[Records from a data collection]

Begin

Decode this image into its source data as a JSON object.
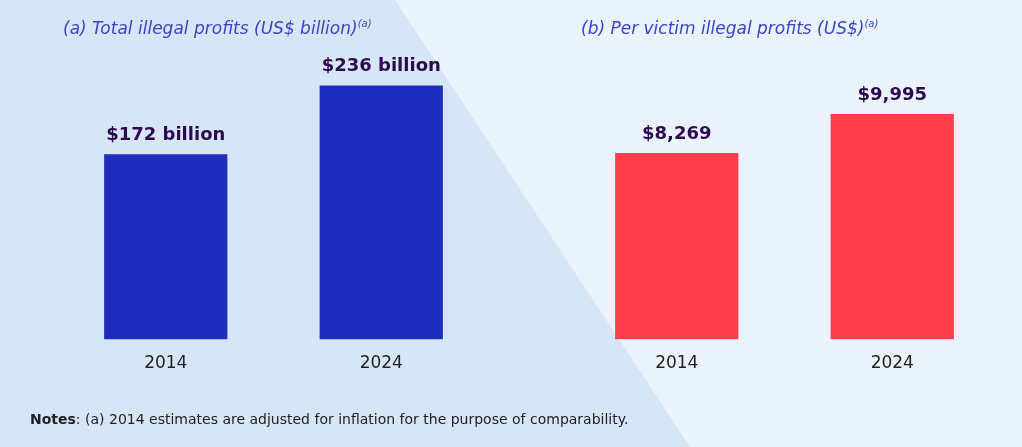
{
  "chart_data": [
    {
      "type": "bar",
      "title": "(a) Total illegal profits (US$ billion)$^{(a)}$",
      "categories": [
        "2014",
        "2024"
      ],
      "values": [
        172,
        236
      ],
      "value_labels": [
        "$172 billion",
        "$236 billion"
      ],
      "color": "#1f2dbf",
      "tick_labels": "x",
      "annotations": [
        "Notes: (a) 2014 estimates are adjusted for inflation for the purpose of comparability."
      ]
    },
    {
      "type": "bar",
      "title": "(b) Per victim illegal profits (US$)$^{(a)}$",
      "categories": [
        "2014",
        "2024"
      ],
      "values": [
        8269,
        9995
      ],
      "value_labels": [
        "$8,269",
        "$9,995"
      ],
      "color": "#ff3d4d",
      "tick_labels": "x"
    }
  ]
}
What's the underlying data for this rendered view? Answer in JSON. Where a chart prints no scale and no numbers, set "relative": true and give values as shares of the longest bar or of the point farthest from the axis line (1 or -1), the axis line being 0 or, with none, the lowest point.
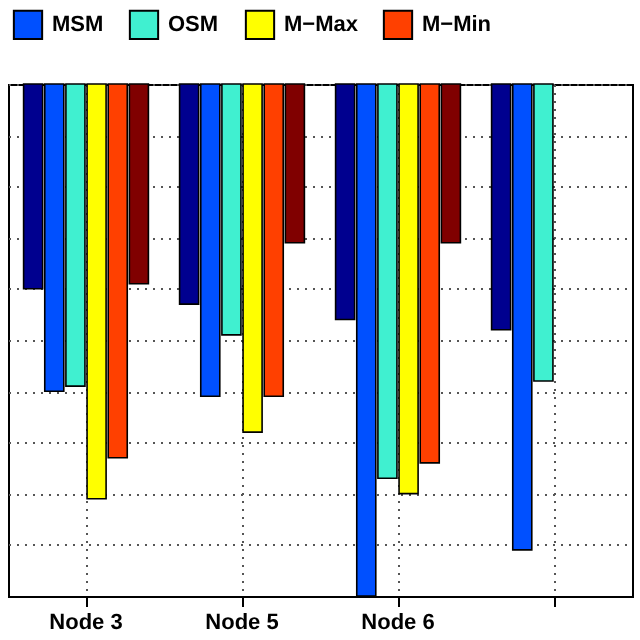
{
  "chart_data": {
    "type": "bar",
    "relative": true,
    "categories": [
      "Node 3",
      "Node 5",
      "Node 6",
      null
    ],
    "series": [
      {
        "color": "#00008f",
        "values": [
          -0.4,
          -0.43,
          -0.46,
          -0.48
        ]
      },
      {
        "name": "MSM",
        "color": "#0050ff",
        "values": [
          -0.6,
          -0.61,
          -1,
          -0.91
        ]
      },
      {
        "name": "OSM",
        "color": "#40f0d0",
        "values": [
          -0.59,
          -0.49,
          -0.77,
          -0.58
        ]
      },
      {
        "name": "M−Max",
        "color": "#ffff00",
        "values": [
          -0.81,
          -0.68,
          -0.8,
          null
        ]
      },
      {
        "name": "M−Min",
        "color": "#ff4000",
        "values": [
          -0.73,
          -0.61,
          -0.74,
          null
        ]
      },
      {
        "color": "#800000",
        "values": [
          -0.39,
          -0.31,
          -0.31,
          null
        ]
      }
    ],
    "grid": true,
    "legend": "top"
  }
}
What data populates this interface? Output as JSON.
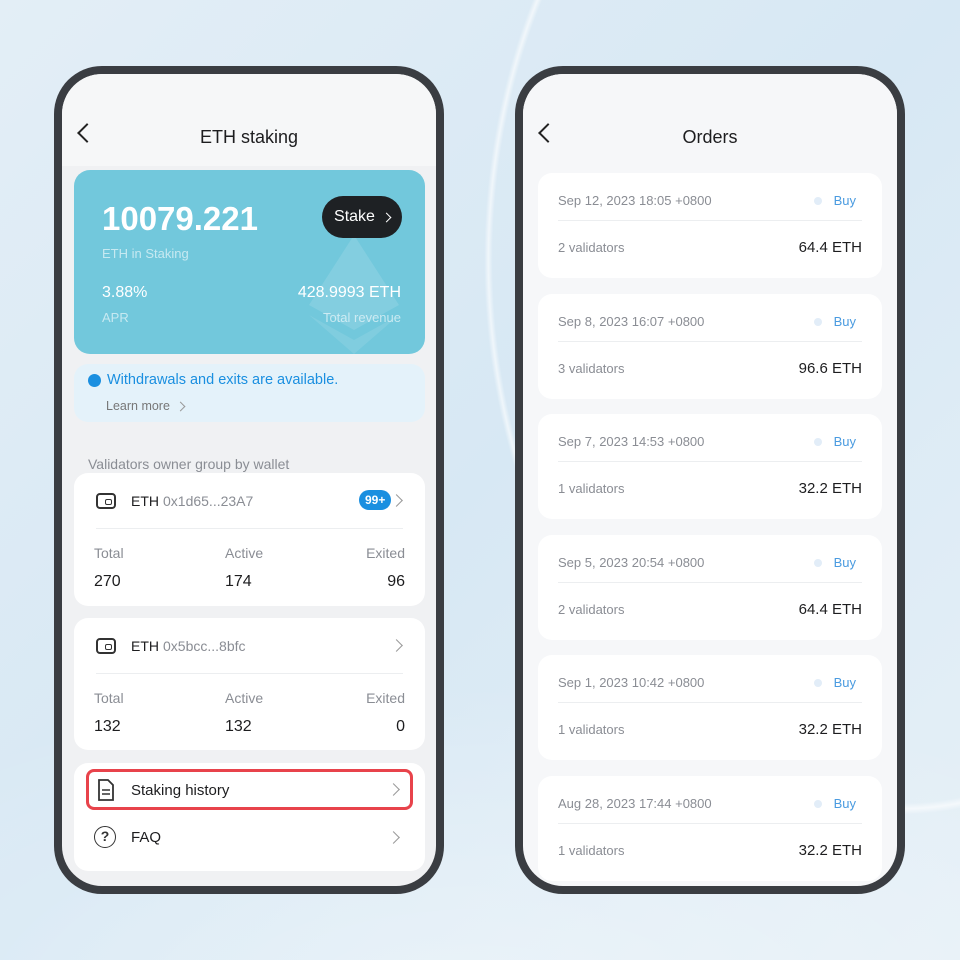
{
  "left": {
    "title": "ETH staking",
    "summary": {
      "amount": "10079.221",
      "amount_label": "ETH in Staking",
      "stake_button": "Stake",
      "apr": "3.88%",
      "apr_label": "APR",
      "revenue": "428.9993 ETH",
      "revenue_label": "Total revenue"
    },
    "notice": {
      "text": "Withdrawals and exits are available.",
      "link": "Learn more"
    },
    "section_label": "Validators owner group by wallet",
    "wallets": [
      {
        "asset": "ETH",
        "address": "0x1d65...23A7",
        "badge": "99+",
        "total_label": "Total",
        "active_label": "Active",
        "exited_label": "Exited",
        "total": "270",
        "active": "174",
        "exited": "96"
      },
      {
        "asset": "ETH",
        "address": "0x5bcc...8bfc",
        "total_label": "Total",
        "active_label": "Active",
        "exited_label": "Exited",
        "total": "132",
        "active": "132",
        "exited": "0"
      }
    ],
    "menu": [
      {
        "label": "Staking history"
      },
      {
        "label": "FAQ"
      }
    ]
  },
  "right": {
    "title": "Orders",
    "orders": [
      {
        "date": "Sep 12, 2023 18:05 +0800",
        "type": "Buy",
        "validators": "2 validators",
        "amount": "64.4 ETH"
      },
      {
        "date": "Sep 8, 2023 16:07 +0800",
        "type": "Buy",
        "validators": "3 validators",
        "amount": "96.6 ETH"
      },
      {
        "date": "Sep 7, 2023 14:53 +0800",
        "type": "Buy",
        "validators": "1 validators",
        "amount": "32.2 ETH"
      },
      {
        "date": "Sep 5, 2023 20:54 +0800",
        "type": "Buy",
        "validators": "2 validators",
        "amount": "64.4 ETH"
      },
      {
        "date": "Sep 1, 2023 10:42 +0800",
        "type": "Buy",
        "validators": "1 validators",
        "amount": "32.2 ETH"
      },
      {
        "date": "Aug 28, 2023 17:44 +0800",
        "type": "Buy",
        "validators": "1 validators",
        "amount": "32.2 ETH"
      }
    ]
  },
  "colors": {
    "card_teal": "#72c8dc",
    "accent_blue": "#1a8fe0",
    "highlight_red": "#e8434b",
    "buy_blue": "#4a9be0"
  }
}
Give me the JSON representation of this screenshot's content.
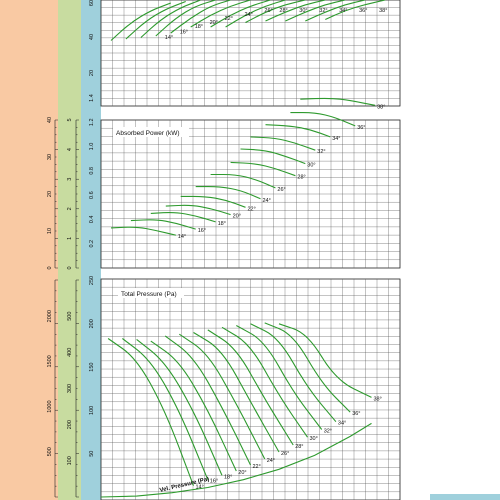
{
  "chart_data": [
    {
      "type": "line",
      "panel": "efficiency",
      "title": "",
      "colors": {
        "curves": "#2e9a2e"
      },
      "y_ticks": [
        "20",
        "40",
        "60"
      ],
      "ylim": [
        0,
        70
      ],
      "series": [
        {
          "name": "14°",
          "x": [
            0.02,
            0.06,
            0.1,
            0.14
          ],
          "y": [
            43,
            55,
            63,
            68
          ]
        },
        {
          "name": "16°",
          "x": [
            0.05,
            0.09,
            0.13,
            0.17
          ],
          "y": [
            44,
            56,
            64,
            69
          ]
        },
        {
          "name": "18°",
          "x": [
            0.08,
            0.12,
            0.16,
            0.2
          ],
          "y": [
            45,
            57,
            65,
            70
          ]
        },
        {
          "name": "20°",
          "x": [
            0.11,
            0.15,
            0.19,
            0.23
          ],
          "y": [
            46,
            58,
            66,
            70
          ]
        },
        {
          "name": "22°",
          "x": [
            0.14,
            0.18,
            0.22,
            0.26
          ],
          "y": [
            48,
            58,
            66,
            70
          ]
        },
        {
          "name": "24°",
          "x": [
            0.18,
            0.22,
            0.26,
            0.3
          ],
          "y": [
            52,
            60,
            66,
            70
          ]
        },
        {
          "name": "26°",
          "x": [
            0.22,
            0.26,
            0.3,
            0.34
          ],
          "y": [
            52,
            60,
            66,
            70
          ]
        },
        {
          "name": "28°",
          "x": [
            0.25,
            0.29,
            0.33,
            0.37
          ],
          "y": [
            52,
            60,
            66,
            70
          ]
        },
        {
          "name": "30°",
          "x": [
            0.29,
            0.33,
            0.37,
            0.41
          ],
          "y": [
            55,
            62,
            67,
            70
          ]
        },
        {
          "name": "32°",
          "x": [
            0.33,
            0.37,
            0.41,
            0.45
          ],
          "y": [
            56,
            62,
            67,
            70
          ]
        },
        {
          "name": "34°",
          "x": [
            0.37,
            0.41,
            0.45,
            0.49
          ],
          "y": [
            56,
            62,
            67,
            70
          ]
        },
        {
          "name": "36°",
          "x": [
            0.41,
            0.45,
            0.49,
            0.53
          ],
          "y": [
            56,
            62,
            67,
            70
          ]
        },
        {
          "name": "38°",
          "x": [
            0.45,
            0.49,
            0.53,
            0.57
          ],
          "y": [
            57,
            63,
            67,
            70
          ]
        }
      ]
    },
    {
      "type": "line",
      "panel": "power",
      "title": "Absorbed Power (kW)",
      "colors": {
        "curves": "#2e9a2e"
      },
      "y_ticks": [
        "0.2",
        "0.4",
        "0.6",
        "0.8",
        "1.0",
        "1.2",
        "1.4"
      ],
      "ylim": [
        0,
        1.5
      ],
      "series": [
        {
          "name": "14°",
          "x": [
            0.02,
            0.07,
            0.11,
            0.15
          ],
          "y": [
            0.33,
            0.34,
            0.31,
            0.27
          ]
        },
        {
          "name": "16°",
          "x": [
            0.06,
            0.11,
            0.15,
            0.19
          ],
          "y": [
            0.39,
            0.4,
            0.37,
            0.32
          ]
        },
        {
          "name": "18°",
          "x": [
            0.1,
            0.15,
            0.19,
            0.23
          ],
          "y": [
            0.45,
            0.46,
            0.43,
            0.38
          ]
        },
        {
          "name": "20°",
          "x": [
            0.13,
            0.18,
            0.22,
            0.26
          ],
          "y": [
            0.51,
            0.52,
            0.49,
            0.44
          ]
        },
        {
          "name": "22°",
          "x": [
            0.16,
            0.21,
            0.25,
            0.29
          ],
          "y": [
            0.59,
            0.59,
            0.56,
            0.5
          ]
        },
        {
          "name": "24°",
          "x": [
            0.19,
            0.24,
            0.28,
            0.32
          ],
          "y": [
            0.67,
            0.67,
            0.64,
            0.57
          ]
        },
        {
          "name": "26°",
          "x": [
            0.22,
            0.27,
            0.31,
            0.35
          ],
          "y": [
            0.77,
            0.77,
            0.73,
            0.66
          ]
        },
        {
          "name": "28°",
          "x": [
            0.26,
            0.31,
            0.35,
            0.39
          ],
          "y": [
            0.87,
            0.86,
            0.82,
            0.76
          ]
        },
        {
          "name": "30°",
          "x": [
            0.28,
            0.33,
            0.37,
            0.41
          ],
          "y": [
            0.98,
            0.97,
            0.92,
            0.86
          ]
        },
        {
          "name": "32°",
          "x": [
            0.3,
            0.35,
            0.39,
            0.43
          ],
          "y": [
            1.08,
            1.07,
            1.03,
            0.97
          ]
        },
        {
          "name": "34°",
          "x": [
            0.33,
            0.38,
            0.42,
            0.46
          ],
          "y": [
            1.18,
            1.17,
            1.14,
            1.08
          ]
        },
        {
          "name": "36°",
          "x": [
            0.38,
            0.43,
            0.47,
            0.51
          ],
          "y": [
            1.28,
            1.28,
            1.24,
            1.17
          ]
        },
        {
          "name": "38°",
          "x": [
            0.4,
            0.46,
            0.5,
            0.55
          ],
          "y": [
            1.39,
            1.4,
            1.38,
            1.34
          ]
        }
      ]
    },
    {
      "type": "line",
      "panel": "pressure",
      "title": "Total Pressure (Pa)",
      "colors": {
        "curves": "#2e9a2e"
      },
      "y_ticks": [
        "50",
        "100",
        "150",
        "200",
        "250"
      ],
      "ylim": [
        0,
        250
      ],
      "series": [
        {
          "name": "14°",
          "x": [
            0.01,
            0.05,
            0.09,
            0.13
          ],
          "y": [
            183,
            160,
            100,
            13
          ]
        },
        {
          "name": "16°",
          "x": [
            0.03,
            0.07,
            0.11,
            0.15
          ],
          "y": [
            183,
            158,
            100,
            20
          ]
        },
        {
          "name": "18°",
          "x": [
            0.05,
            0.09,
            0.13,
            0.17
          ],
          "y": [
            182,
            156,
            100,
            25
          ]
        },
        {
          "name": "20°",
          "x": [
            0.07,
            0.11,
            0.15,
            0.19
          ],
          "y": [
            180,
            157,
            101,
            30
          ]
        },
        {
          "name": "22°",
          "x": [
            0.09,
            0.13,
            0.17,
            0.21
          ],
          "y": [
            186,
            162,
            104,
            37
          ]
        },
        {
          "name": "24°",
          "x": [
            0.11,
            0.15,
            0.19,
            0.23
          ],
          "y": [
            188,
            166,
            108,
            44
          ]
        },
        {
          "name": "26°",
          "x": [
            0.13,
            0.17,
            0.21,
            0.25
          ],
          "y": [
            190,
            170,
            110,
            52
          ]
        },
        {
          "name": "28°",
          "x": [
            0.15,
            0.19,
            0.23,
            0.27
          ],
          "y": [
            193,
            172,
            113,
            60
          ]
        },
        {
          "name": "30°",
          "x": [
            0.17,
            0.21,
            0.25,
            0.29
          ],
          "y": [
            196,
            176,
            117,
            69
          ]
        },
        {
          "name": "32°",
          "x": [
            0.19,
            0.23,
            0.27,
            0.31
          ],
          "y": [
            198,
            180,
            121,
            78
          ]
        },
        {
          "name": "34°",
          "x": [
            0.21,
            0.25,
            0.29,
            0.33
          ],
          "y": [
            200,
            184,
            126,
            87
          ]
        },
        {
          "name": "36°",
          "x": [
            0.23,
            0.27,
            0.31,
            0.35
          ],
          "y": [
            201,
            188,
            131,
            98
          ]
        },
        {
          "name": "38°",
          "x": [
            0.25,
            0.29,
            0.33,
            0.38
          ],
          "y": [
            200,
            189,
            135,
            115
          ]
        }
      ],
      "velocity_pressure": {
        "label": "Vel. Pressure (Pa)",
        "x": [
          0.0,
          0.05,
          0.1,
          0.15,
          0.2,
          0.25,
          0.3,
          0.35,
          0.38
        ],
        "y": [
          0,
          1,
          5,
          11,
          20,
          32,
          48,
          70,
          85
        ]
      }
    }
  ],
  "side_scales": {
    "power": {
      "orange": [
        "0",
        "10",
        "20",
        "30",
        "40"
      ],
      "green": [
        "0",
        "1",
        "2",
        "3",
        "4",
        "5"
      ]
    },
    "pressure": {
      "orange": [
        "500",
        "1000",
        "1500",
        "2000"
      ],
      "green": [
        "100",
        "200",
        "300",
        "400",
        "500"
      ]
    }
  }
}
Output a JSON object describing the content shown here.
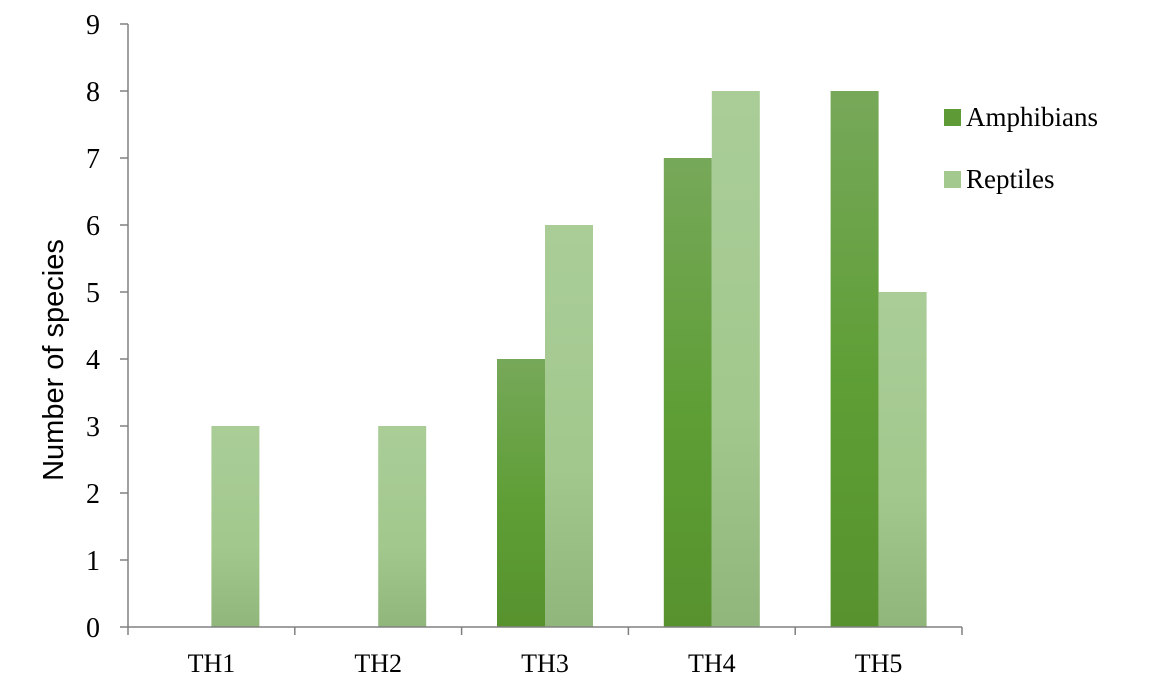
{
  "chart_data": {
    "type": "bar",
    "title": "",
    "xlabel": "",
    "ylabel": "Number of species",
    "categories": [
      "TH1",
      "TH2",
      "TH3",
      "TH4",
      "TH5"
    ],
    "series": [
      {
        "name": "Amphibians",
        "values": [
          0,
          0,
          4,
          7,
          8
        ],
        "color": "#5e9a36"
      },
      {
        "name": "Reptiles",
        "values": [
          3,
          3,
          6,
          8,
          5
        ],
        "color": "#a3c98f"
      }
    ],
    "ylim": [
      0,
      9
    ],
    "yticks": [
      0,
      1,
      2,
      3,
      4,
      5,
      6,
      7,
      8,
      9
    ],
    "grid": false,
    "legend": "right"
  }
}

End

▶ [Set exercise]: Find all lines where the word "address" appears. Copy them.

▶ [Response]:
        "address": "0x1d65...23A7",
        "address": "0x5bcc...8bfc",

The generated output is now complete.